- _WHAT THE TASK ASKS_
Exclude the pictures, then copy all remaining records exactly.

- _RECORDS SUPPLIED_
start

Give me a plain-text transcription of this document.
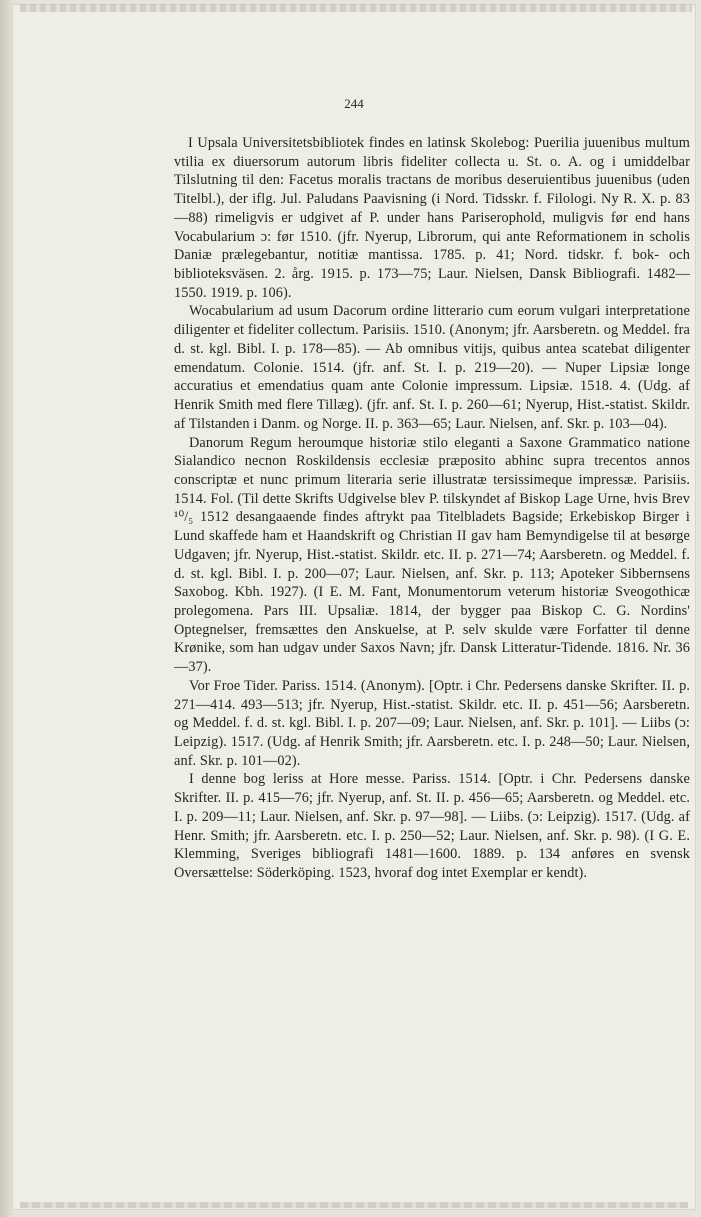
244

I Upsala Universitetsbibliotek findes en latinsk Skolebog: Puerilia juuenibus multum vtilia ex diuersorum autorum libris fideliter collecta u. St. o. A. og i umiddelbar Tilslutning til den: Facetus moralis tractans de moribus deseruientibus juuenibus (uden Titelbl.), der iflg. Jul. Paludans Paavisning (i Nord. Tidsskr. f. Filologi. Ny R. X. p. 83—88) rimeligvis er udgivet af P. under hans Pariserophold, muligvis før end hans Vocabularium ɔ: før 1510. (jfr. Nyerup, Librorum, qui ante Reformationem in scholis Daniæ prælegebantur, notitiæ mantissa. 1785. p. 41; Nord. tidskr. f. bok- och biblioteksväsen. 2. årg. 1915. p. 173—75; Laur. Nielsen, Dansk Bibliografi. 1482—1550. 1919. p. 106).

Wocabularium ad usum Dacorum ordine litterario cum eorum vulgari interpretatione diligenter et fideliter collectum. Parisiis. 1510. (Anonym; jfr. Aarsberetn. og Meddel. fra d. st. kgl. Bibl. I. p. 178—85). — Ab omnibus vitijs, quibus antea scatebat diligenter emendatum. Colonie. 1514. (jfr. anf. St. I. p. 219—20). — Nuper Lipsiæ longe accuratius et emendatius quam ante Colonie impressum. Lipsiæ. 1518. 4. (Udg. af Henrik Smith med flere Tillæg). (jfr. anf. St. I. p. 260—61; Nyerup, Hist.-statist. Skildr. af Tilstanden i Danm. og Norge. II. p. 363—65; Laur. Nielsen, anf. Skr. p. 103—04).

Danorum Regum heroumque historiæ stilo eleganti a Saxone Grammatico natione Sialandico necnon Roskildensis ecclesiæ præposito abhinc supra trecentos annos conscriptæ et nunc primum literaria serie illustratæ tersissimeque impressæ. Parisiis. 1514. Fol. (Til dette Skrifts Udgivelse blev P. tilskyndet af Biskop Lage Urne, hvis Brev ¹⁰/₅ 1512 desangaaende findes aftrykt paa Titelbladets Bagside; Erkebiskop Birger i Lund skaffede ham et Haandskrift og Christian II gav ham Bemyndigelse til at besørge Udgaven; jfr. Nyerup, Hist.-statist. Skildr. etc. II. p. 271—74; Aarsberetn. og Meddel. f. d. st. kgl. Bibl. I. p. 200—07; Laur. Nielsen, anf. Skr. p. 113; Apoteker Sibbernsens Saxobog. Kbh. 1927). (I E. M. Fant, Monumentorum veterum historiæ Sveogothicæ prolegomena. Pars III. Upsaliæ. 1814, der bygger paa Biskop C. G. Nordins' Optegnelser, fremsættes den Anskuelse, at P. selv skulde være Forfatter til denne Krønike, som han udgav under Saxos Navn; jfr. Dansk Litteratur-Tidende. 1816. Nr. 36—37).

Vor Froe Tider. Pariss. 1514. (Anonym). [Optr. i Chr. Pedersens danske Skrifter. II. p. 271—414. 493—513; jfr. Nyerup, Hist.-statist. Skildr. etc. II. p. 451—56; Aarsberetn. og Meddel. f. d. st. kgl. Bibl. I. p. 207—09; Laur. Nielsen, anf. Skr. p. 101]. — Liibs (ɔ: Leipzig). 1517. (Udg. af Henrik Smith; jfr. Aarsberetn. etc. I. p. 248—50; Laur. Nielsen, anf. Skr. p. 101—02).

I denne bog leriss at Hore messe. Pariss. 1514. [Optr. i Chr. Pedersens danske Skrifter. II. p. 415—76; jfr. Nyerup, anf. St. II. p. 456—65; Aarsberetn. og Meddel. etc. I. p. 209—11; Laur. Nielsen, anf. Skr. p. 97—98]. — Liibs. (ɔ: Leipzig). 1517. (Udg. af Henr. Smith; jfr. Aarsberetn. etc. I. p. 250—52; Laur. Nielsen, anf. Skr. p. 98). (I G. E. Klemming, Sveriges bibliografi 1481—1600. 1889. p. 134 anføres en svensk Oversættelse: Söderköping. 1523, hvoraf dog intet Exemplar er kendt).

end

- _OUTPUT FOR THIS TASK_
Give me a plain-text transcription of this document.
244

I Upsala Universitetsbibliotek findes en latinsk Skolebog: Puerilia juuenibus multum vtilia ex diuersorum autorum libris fideliter collecta u. St. o. A. og i umiddelbar Tilslutning til den: Facetus moralis tractans de moribus deseruientibus juuenibus (uden Titelbl.), der iflg. Jul. Paludans Paavisning (i Nord. Tidsskr. f. Filologi. Ny R. X. p. 83—88) rimeligvis er udgivet af P. under hans Pariserophold, muligvis før end hans Vocabularium ɔ: før 1510. (jfr. Nyerup, Librorum, qui ante Reformationem in scholis Daniæ prælegebantur, notitiæ mantissa. 1785. p. 41; Nord. tidskr. f. bok- och biblioteksväsen. 2. årg. 1915. p. 173—75; Laur. Nielsen, Dansk Bibliografi. 1482—1550. 1919. p. 106).

Wocabularium ad usum Dacorum ordine litterario cum eorum vulgari interpretatione diligenter et fideliter collectum. Parisiis. 1510. (Anonym; jfr. Aarsberetn. og Meddel. fra d. st. kgl. Bibl. I. p. 178—85). — Ab omnibus vitijs, quibus antea scatebat diligenter emendatum. Colonie. 1514. (jfr. anf. St. I. p. 219—20). — Nuper Lipsiæ longe accuratius et emendatius quam ante Colonie impressum. Lipsiæ. 1518. 4. (Udg. af Henrik Smith med flere Tillæg). (jfr. anf. St. I. p. 260—61; Nyerup, Hist.-statist. Skildr. af Tilstanden i Danm. og Norge. II. p. 363—65; Laur. Nielsen, anf. Skr. p. 103—04).

Danorum Regum heroumque historiæ stilo eleganti a Saxone Grammatico natione Sialandico necnon Roskildensis ecclesiæ præposito abhinc supra trecentos annos conscriptæ et nunc primum literaria serie illustratæ tersissimeque impressæ. Parisiis. 1514. Fol. (Til dette Skrifts Udgivelse blev P. tilskyndet af Biskop Lage Urne, hvis Brev ¹⁰/₅ 1512 desangaaende findes aftrykt paa Titelbladets Bagside; Erkebiskop Birger i Lund skaffede ham et Haandskrift og Christian II gav ham Bemyndigelse til at besørge Udgaven; jfr. Nyerup, Hist.-statist. Skildr. etc. II. p. 271—74; Aarsberetn. og Meddel. f. d. st. kgl. Bibl. I. p. 200—07; Laur. Nielsen, anf. Skr. p. 113; Apoteker Sibbernsens Saxobog. Kbh. 1927). (I E. M. Fant, Monumentorum veterum historiæ Sveogothicæ prolegomena. Pars III. Upsaliæ. 1814, der bygger paa Biskop C. G. Nordins' Optegnelser, fremsættes den Anskuelse, at P. selv skulde være Forfatter til denne Krønike, som han udgav under Saxos Navn; jfr. Dansk Litteratur-Tidende. 1816. Nr. 36—37).

Vor Froe Tider. Pariss. 1514. (Anonym). [Optr. i Chr. Pedersens danske Skrifter. II. p. 271—414. 493—513; jfr. Nyerup, Hist.-statist. Skildr. etc. II. p. 451—56; Aarsberetn. og Meddel. f. d. st. kgl. Bibl. I. p. 207—09; Laur. Nielsen, anf. Skr. p. 101]. — Liibs (ɔ: Leipzig). 1517. (Udg. af Henrik Smith; jfr. Aarsberetn. etc. I. p. 248—50; Laur. Nielsen, anf. Skr. p. 101—02).

I denne bog leriss at Hore messe. Pariss. 1514. [Optr. i Chr. Pedersens danske Skrifter. II. p. 415—76; jfr. Nyerup, anf. St. II. p. 456—65; Aarsberetn. og Meddel. etc. I. p. 209—11; Laur. Nielsen, anf. Skr. p. 97—98]. — Liibs. (ɔ: Leipzig). 1517. (Udg. af Henr. Smith; jfr. Aarsberetn. etc. I. p. 250—52; Laur. Nielsen, anf. Skr. p. 98). (I G. E. Klemming, Sveriges bibliografi 1481—1600. 1889. p. 134 anføres en svensk Oversættelse: Söderköping. 1523, hvoraf dog intet Exemplar er kendt).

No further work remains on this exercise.